Aim:
Which lines below hold the word "TetherUS"? Report each one.

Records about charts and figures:
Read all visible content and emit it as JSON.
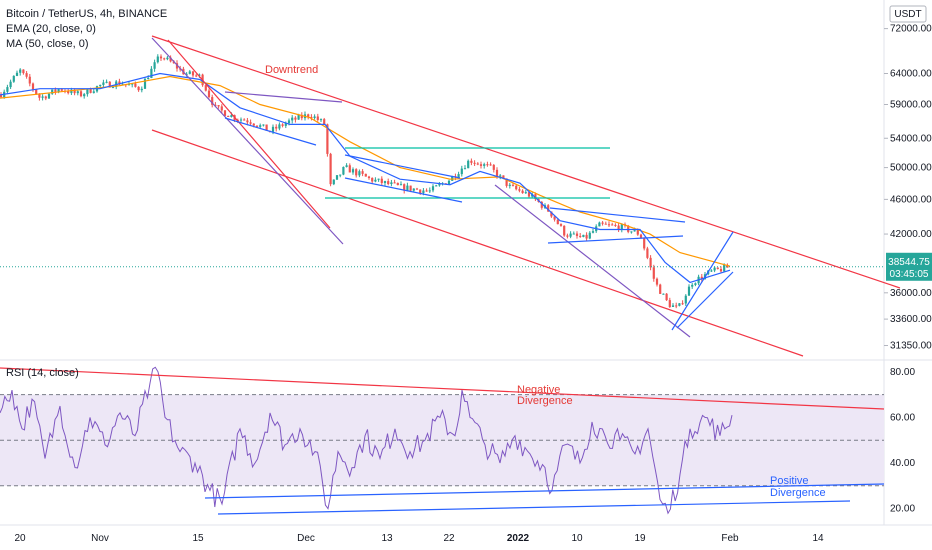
{
  "header": {
    "legend": [
      "Bitcoin / TetherUS, 4h, BINANCE",
      "EMA (20, close, 0)",
      "MA (50, close, 0)"
    ],
    "currency_badge": "USDT",
    "rsi_legend": "RSI (14, close)"
  },
  "colors": {
    "up": "#26a69a",
    "down": "#ef5350",
    "ema": "#2962ff",
    "ma": "#ff9800",
    "trend_red": "#f23645",
    "purple": "#7e57c2",
    "blue": "#2962ff",
    "teal": "#00bfa5",
    "rsi_line": "#7e57c2",
    "rsi_band": "#ede7f6",
    "price_label": "#26a69a"
  },
  "annotations": {
    "downtrend": "Downtrend",
    "neg_div": [
      "Negative",
      "Divergence"
    ],
    "pos_div": [
      "Positive",
      "Divergence"
    ]
  },
  "price_label": {
    "value": "38544.75",
    "countdown": "03:45:05"
  },
  "chart_data": [
    {
      "type": "candlestick",
      "title": "Bitcoin / TetherUS, 4h, BINANCE",
      "x_ticks": [
        "20",
        "Nov",
        "15",
        "Dec",
        "13",
        "22",
        "2022",
        "10",
        "19",
        "Feb",
        "14"
      ],
      "y_ticks": [
        "72000.00",
        "64000.00",
        "59000.00",
        "54000.00",
        "50000.00",
        "46000.00",
        "42000.00",
        "36000.00",
        "33600.00",
        "31350.00"
      ],
      "y_scale": "log",
      "ylim": [
        30500,
        76000
      ],
      "last_price": 38544.75,
      "series_path": [
        [
          0,
          60500
        ],
        [
          20,
          64500
        ],
        [
          40,
          60000
        ],
        [
          60,
          61500
        ],
        [
          80,
          60500
        ],
        [
          100,
          62000
        ],
        [
          120,
          62500
        ],
        [
          140,
          61500
        ],
        [
          160,
          67000
        ],
        [
          170,
          66000
        ],
        [
          185,
          64000
        ],
        [
          200,
          63500
        ],
        [
          215,
          58500
        ],
        [
          235,
          57000
        ],
        [
          250,
          56500
        ],
        [
          270,
          55000
        ],
        [
          290,
          56500
        ],
        [
          310,
          57500
        ],
        [
          325,
          56000
        ],
        [
          330,
          47500
        ],
        [
          345,
          50000
        ],
        [
          370,
          48500
        ],
        [
          400,
          47500
        ],
        [
          430,
          47000
        ],
        [
          450,
          48500
        ],
        [
          470,
          51000
        ],
        [
          490,
          50000
        ],
        [
          510,
          47500
        ],
        [
          530,
          46500
        ],
        [
          550,
          44500
        ],
        [
          565,
          42000
        ],
        [
          585,
          41500
        ],
        [
          600,
          43000
        ],
        [
          620,
          42800
        ],
        [
          640,
          42000
        ],
        [
          655,
          37000
        ],
        [
          668,
          35000
        ],
        [
          678,
          34500
        ],
        [
          692,
          37000
        ],
        [
          710,
          38000
        ],
        [
          730,
          38544.75
        ]
      ],
      "ema": [
        [
          0,
          60500
        ],
        [
          40,
          61500
        ],
        [
          100,
          61500
        ],
        [
          160,
          64000
        ],
        [
          200,
          63000
        ],
        [
          240,
          58500
        ],
        [
          290,
          56000
        ],
        [
          325,
          56000
        ],
        [
          350,
          51500
        ],
        [
          400,
          48500
        ],
        [
          450,
          47800
        ],
        [
          480,
          49500
        ],
        [
          520,
          48000
        ],
        [
          560,
          43500
        ],
        [
          600,
          42500
        ],
        [
          640,
          42500
        ],
        [
          665,
          39000
        ],
        [
          690,
          37000
        ],
        [
          730,
          38200
        ]
      ],
      "ma": [
        [
          0,
          60000
        ],
        [
          60,
          61000
        ],
        [
          120,
          62000
        ],
        [
          170,
          63500
        ],
        [
          220,
          62000
        ],
        [
          260,
          59000
        ],
        [
          310,
          57000
        ],
        [
          350,
          53500
        ],
        [
          400,
          50000
        ],
        [
          450,
          48500
        ],
        [
          500,
          48800
        ],
        [
          540,
          46500
        ],
        [
          580,
          44500
        ],
        [
          620,
          43200
        ],
        [
          650,
          42000
        ],
        [
          680,
          40000
        ],
        [
          730,
          38600
        ]
      ]
    },
    {
      "type": "line",
      "title": "RSI (14, close)",
      "y_ticks": [
        "80.00",
        "60.00",
        "40.00",
        "20.00"
      ],
      "ylim": [
        15,
        83
      ],
      "overbought": 70,
      "oversold": 30,
      "midline": 50,
      "series": [
        {
          "name": "RSI (14, close)",
          "values": [
            [
              0,
              62
            ],
            [
              12,
              72
            ],
            [
              22,
              55
            ],
            [
              32,
              68
            ],
            [
              45,
              42
            ],
            [
              60,
              65
            ],
            [
              75,
              38
            ],
            [
              90,
              60
            ],
            [
              105,
              48
            ],
            [
              120,
              62
            ],
            [
              135,
              52
            ],
            [
              150,
              75
            ],
            [
              158,
              80
            ],
            [
              165,
              60
            ],
            [
              180,
              45
            ],
            [
              195,
              40
            ],
            [
              210,
              28
            ],
            [
              222,
              22
            ],
            [
              240,
              55
            ],
            [
              255,
              40
            ],
            [
              270,
              62
            ],
            [
              285,
              48
            ],
            [
              300,
              55
            ],
            [
              315,
              45
            ],
            [
              328,
              20
            ],
            [
              338,
              45
            ],
            [
              352,
              38
            ],
            [
              365,
              52
            ],
            [
              380,
              42
            ],
            [
              395,
              55
            ],
            [
              410,
              45
            ],
            [
              425,
              50
            ],
            [
              440,
              60
            ],
            [
              455,
              52
            ],
            [
              462,
              72
            ],
            [
              470,
              60
            ],
            [
              485,
              48
            ],
            [
              500,
              40
            ],
            [
              515,
              52
            ],
            [
              530,
              44
            ],
            [
              545,
              38
            ],
            [
              552,
              28
            ],
            [
              565,
              48
            ],
            [
              580,
              40
            ],
            [
              592,
              58
            ],
            [
              605,
              52
            ],
            [
              620,
              50
            ],
            [
              635,
              44
            ],
            [
              648,
              55
            ],
            [
              660,
              24
            ],
            [
              668,
              18
            ],
            [
              680,
              35
            ],
            [
              690,
              55
            ],
            [
              705,
              60
            ],
            [
              720,
              52
            ],
            [
              732,
              61
            ]
          ]
        }
      ],
      "x_ticks": [
        "20",
        "Nov",
        "15",
        "Dec",
        "13",
        "22",
        "2022",
        "10",
        "19",
        "Feb",
        "14"
      ]
    }
  ]
}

Expected output:
      "Bitcoin / TetherUS, 4h, BINANCE",
      "title": "Bitcoin / TetherUS, 4h, BINANCE",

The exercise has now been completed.